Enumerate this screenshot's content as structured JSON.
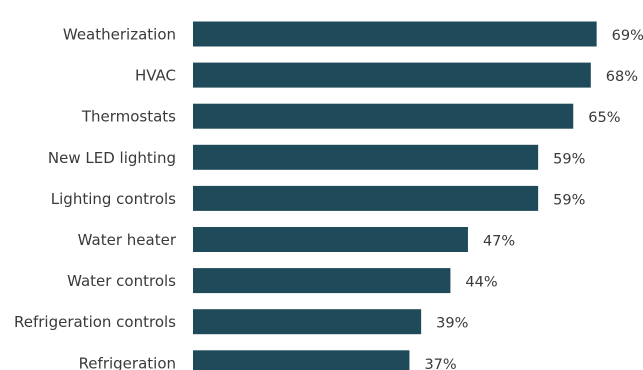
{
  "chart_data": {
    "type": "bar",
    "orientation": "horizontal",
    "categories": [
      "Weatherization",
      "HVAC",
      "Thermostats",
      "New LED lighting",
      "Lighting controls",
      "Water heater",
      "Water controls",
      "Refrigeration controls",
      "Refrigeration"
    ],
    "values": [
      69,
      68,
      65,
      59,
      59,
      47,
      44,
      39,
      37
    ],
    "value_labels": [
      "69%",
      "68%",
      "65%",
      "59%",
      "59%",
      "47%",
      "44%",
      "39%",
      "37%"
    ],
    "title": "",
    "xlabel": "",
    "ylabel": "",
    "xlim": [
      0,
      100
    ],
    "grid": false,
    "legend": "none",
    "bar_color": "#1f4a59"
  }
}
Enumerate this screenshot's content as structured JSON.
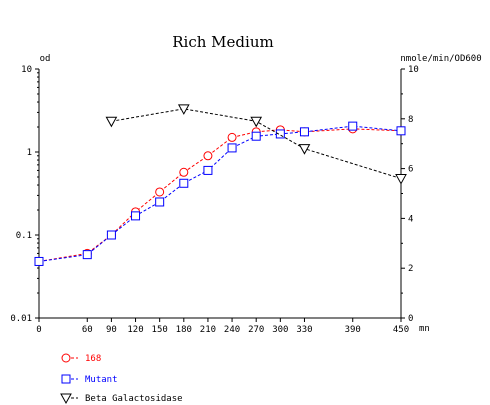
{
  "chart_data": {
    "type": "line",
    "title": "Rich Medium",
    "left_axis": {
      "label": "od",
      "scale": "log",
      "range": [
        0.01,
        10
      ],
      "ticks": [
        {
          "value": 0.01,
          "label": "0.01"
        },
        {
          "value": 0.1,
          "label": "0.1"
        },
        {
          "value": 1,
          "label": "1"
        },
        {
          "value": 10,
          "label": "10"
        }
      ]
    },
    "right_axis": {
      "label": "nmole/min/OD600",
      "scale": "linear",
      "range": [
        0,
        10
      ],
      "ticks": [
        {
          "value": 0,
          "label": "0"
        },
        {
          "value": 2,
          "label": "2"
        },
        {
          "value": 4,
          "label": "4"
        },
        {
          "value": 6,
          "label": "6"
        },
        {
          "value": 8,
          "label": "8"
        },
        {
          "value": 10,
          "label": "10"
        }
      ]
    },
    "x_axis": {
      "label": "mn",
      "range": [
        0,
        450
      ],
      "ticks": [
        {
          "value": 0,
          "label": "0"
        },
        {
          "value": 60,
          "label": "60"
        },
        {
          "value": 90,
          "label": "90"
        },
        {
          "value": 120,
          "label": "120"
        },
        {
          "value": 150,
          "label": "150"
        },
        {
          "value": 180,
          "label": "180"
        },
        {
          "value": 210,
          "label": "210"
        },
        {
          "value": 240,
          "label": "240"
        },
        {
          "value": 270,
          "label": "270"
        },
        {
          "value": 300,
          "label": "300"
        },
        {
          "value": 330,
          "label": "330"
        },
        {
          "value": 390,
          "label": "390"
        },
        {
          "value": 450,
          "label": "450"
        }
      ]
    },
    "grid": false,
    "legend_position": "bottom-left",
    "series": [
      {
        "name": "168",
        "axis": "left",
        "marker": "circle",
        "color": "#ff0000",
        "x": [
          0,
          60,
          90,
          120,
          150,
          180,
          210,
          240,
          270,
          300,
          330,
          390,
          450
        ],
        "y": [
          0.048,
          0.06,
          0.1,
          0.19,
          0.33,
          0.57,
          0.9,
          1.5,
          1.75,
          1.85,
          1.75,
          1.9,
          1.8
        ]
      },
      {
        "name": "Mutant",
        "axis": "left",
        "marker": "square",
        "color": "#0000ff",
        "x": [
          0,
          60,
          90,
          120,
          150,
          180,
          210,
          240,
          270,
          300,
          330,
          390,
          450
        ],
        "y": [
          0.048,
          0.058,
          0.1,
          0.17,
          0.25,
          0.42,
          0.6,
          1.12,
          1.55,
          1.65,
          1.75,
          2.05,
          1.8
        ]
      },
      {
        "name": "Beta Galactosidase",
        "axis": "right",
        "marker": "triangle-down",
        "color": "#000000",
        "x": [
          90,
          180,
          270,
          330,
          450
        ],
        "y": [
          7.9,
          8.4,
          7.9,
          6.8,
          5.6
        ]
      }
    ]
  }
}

----

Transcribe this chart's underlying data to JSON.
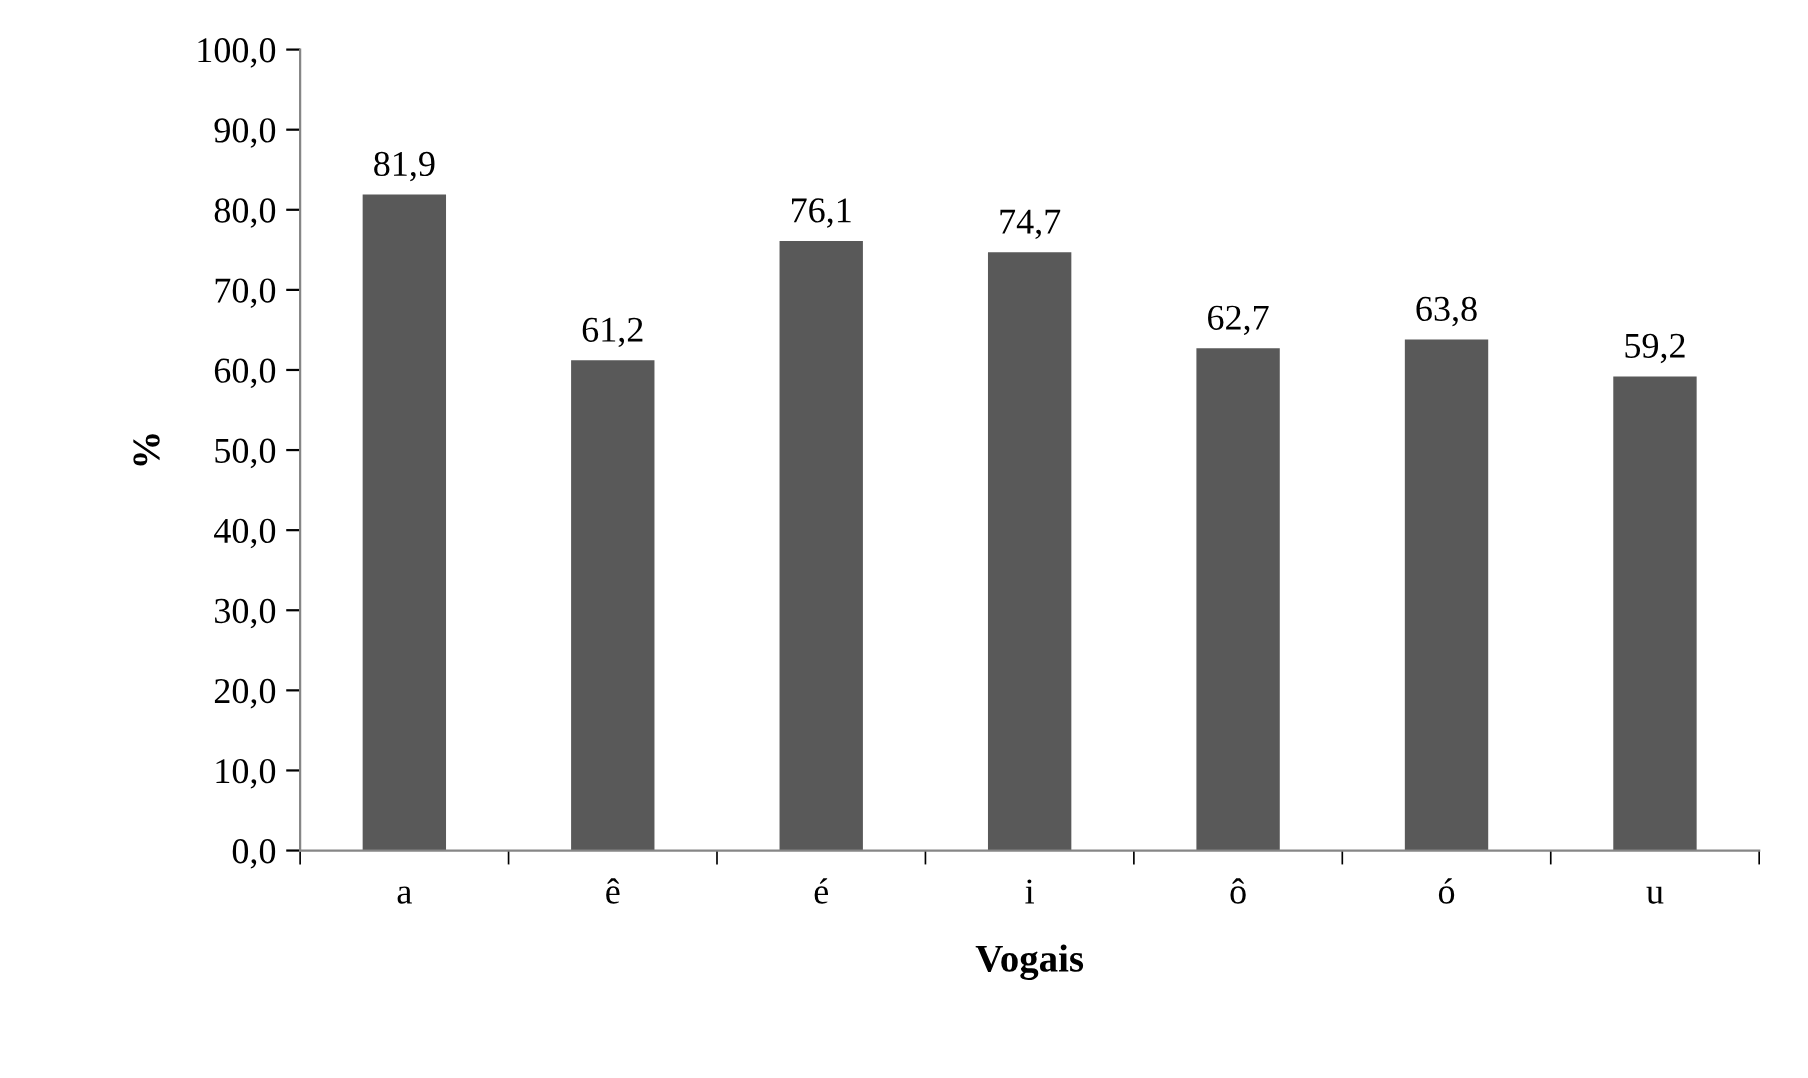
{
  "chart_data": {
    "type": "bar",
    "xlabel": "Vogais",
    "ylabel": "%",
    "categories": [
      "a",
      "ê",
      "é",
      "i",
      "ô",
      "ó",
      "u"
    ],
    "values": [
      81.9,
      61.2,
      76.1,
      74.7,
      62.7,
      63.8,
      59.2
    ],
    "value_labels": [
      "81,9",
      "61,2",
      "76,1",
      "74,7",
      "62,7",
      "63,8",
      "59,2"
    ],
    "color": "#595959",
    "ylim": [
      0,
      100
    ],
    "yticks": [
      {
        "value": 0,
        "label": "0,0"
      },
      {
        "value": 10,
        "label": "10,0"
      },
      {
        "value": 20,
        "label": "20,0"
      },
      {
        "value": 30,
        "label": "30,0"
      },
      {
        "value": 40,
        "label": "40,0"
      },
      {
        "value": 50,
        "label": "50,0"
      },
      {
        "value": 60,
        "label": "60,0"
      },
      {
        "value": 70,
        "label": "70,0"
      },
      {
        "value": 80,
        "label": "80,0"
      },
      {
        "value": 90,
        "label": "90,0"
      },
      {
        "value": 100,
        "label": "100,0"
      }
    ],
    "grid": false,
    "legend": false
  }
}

----

**EXERCISE INSTRUCTIONS**.
Return all lines containing the word "name".

**SOLUTION**.
        "name": "168",
        "name": "Mutant",
        "name": "Beta Galactosidase",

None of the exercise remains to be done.